───── Given entries ─────
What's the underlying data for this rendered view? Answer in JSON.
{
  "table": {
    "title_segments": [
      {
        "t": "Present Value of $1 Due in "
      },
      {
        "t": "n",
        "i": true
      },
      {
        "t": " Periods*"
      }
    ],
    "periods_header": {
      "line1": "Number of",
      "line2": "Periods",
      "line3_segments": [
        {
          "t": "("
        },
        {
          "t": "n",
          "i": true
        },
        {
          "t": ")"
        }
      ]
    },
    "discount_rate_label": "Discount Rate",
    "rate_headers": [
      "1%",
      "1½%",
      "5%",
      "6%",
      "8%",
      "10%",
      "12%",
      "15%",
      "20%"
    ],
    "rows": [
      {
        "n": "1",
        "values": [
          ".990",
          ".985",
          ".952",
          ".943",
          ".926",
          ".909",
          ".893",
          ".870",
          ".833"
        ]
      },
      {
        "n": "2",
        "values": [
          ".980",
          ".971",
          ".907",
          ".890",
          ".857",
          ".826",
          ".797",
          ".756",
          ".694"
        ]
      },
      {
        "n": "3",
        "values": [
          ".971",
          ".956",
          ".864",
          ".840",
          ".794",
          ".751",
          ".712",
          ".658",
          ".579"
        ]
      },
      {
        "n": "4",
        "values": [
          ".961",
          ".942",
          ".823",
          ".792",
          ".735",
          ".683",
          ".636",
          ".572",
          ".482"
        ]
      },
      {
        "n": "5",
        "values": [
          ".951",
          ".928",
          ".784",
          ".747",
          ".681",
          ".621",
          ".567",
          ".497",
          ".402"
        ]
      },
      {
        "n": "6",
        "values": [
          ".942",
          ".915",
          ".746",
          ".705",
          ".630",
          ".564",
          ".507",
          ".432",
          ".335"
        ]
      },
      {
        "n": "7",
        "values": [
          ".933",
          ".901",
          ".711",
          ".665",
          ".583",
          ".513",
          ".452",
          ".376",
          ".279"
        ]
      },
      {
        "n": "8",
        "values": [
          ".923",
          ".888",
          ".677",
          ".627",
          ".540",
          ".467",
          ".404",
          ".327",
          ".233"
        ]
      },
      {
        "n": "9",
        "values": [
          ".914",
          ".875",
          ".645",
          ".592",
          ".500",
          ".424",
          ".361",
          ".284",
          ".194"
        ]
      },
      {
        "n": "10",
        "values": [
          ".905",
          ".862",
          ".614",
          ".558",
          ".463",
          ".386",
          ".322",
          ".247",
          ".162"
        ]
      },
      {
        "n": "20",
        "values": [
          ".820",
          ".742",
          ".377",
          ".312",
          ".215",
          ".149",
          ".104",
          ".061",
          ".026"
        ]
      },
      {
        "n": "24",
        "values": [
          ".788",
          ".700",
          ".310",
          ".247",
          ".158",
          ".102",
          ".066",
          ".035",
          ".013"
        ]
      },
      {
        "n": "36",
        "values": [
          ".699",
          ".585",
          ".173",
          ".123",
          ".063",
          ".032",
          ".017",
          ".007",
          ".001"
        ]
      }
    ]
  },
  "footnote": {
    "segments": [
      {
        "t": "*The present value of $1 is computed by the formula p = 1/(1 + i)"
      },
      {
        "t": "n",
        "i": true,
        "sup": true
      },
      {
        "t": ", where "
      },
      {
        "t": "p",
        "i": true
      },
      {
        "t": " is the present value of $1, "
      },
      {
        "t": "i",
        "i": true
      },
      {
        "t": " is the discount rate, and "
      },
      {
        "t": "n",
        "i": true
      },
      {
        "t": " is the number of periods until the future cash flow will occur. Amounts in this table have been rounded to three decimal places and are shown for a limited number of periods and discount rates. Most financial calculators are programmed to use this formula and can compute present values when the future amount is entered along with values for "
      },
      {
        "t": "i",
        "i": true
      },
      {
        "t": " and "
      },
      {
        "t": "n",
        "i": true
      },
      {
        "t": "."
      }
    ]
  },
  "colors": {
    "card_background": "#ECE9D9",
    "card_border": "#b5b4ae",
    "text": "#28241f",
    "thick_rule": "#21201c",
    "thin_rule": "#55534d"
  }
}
─────
Copy out all of the records shown above exactly.

*Solution:*
What's the underlying data for this rendered view? Answer in JSON.
{
  "table": {
    "title_segments": [
      {
        "t": "Present Value of $1 Due in "
      },
      {
        "t": "n",
        "i": true
      },
      {
        "t": " Periods*"
      }
    ],
    "periods_header": {
      "line1": "Number of",
      "line2": "Periods",
      "line3_segments": [
        {
          "t": "("
        },
        {
          "t": "n",
          "i": true
        },
        {
          "t": ")"
        }
      ]
    },
    "discount_rate_label": "Discount Rate",
    "rate_headers": [
      "1%",
      "1½%",
      "5%",
      "6%",
      "8%",
      "10%",
      "12%",
      "15%",
      "20%"
    ],
    "rows": [
      {
        "n": "1",
        "values": [
          ".990",
          ".985",
          ".952",
          ".943",
          ".926",
          ".909",
          ".893",
          ".870",
          ".833"
        ]
      },
      {
        "n": "2",
        "values": [
          ".980",
          ".971",
          ".907",
          ".890",
          ".857",
          ".826",
          ".797",
          ".756",
          ".694"
        ]
      },
      {
        "n": "3",
        "values": [
          ".971",
          ".956",
          ".864",
          ".840",
          ".794",
          ".751",
          ".712",
          ".658",
          ".579"
        ]
      },
      {
        "n": "4",
        "values": [
          ".961",
          ".942",
          ".823",
          ".792",
          ".735",
          ".683",
          ".636",
          ".572",
          ".482"
        ]
      },
      {
        "n": "5",
        "values": [
          ".951",
          ".928",
          ".784",
          ".747",
          ".681",
          ".621",
          ".567",
          ".497",
          ".402"
        ]
      },
      {
        "n": "6",
        "values": [
          ".942",
          ".915",
          ".746",
          ".705",
          ".630",
          ".564",
          ".507",
          ".432",
          ".335"
        ]
      },
      {
        "n": "7",
        "values": [
          ".933",
          ".901",
          ".711",
          ".665",
          ".583",
          ".513",
          ".452",
          ".376",
          ".279"
        ]
      },
      {
        "n": "8",
        "values": [
          ".923",
          ".888",
          ".677",
          ".627",
          ".540",
          ".467",
          ".404",
          ".327",
          ".233"
        ]
      },
      {
        "n": "9",
        "values": [
          ".914",
          ".875",
          ".645",
          ".592",
          ".500",
          ".424",
          ".361",
          ".284",
          ".194"
        ]
      },
      {
        "n": "10",
        "values": [
          ".905",
          ".862",
          ".614",
          ".558",
          ".463",
          ".386",
          ".322",
          ".247",
          ".162"
        ]
      },
      {
        "n": "20",
        "values": [
          ".820",
          ".742",
          ".377",
          ".312",
          ".215",
          ".149",
          ".104",
          ".061",
          ".026"
        ]
      },
      {
        "n": "24",
        "values": [
          ".788",
          ".700",
          ".310",
          ".247",
          ".158",
          ".102",
          ".066",
          ".035",
          ".013"
        ]
      },
      {
        "n": "36",
        "values": [
          ".699",
          ".585",
          ".173",
          ".123",
          ".063",
          ".032",
          ".017",
          ".007",
          ".001"
        ]
      }
    ]
  },
  "footnote": {
    "segments": [
      {
        "t": "*The present value of $1 is computed by the formula p = 1/(1 + i)"
      },
      {
        "t": "n",
        "i": true,
        "sup": true
      },
      {
        "t": ", where "
      },
      {
        "t": "p",
        "i": true
      },
      {
        "t": " is the present value of $1, "
      },
      {
        "t": "i",
        "i": true
      },
      {
        "t": " is the discount rate, and "
      },
      {
        "t": "n",
        "i": true
      },
      {
        "t": " is the number of periods until the future cash flow will occur. Amounts in this table have been rounded to three decimal places and are shown for a limited number of periods and discount rates. Most financial calculators are programmed to use this formula and can compute present values when the future amount is entered along with values for "
      },
      {
        "t": "i",
        "i": true
      },
      {
        "t": " and "
      },
      {
        "t": "n",
        "i": true
      },
      {
        "t": "."
      }
    ]
  },
  "colors": {
    "card_background": "#ECE9D9",
    "card_border": "#b5b4ae",
    "text": "#28241f",
    "thick_rule": "#21201c",
    "thin_rule": "#55534d"
  }
}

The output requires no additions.